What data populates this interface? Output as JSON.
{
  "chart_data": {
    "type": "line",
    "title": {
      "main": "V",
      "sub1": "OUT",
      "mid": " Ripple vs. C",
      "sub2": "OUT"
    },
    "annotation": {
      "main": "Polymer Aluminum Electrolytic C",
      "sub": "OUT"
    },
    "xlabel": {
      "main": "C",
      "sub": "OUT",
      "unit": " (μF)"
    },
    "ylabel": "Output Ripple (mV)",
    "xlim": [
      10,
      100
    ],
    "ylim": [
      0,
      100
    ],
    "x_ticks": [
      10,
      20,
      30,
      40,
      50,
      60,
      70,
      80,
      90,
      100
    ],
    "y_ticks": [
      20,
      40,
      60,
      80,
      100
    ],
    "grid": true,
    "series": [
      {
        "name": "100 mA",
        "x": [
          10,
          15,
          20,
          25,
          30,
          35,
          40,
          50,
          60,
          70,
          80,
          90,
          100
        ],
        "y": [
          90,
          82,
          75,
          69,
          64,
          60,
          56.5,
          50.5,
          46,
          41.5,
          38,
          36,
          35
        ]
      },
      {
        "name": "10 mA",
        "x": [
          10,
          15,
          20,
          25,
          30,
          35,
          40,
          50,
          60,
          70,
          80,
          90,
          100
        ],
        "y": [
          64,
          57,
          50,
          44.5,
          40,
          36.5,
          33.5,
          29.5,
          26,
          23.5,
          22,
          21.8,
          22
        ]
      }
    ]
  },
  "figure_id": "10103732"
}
--------
#### AIM OF THE TASK
Write out all of the records above exactly as they appear.

#### RESPONSE
What data populates this interface? Output as JSON.
{
  "chart_data": {
    "type": "line",
    "title": {
      "main": "V",
      "sub1": "OUT",
      "mid": " Ripple vs. C",
      "sub2": "OUT"
    },
    "annotation": {
      "main": "Polymer Aluminum Electrolytic C",
      "sub": "OUT"
    },
    "xlabel": {
      "main": "C",
      "sub": "OUT",
      "unit": " (μF)"
    },
    "ylabel": "Output Ripple (mV)",
    "xlim": [
      10,
      100
    ],
    "ylim": [
      0,
      100
    ],
    "x_ticks": [
      10,
      20,
      30,
      40,
      50,
      60,
      70,
      80,
      90,
      100
    ],
    "y_ticks": [
      20,
      40,
      60,
      80,
      100
    ],
    "grid": true,
    "series": [
      {
        "name": "100 mA",
        "x": [
          10,
          15,
          20,
          25,
          30,
          35,
          40,
          50,
          60,
          70,
          80,
          90,
          100
        ],
        "y": [
          90,
          82,
          75,
          69,
          64,
          60,
          56.5,
          50.5,
          46,
          41.5,
          38,
          36,
          35
        ]
      },
      {
        "name": "10 mA",
        "x": [
          10,
          15,
          20,
          25,
          30,
          35,
          40,
          50,
          60,
          70,
          80,
          90,
          100
        ],
        "y": [
          64,
          57,
          50,
          44.5,
          40,
          36.5,
          33.5,
          29.5,
          26,
          23.5,
          22,
          21.8,
          22
        ]
      }
    ]
  },
  "figure_id": "10103732"
}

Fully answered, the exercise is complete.